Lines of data
%%
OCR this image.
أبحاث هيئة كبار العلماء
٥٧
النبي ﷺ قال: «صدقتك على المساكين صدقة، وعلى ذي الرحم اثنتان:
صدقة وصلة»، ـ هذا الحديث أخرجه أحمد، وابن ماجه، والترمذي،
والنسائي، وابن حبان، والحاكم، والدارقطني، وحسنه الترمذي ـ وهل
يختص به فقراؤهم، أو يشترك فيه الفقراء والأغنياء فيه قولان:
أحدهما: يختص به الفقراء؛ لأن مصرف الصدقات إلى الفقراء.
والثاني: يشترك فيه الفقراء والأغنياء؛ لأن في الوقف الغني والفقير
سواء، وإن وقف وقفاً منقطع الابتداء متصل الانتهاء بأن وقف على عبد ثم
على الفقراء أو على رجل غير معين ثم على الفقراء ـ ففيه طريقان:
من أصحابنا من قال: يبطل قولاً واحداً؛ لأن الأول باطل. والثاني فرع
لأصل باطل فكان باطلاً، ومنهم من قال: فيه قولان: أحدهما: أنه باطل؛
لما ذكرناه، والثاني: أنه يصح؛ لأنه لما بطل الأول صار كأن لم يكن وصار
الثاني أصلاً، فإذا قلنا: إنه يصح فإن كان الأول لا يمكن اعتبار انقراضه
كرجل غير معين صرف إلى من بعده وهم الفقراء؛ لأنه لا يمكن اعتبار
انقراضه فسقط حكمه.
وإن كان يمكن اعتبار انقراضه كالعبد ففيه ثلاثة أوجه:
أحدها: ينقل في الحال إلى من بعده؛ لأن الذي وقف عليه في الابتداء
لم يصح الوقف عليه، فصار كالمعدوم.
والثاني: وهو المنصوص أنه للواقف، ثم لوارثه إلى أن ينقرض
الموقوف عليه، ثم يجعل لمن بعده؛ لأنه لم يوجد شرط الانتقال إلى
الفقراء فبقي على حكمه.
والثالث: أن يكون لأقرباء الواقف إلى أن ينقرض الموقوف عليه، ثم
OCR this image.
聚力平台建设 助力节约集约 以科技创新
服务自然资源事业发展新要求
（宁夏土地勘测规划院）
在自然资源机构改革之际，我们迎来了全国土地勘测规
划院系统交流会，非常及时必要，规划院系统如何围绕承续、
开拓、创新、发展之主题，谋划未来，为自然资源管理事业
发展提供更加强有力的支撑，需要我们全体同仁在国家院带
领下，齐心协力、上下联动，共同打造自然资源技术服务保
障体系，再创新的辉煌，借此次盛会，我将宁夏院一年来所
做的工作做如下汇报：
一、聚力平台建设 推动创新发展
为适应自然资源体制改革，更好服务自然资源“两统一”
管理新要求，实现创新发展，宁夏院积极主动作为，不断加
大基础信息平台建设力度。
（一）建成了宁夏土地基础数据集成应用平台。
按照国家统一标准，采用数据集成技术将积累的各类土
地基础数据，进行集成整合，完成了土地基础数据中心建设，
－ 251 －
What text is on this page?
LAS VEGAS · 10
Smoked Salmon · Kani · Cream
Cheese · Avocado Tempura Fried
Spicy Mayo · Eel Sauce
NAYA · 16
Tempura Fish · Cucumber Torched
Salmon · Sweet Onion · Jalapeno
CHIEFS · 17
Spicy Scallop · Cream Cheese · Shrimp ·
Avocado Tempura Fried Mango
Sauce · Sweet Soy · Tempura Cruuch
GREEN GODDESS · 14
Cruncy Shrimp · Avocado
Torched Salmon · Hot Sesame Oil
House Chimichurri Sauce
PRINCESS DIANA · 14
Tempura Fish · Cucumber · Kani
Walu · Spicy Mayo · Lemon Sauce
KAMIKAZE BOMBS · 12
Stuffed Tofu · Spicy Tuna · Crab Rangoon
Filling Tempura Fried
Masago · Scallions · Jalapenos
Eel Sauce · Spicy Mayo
%%
- What is expected:
For the listing above, identify each line bearing "Fish".

- Full solution:
Tempura Fish · Cucumber Torched
Tempura Fish · Cucumber · Kani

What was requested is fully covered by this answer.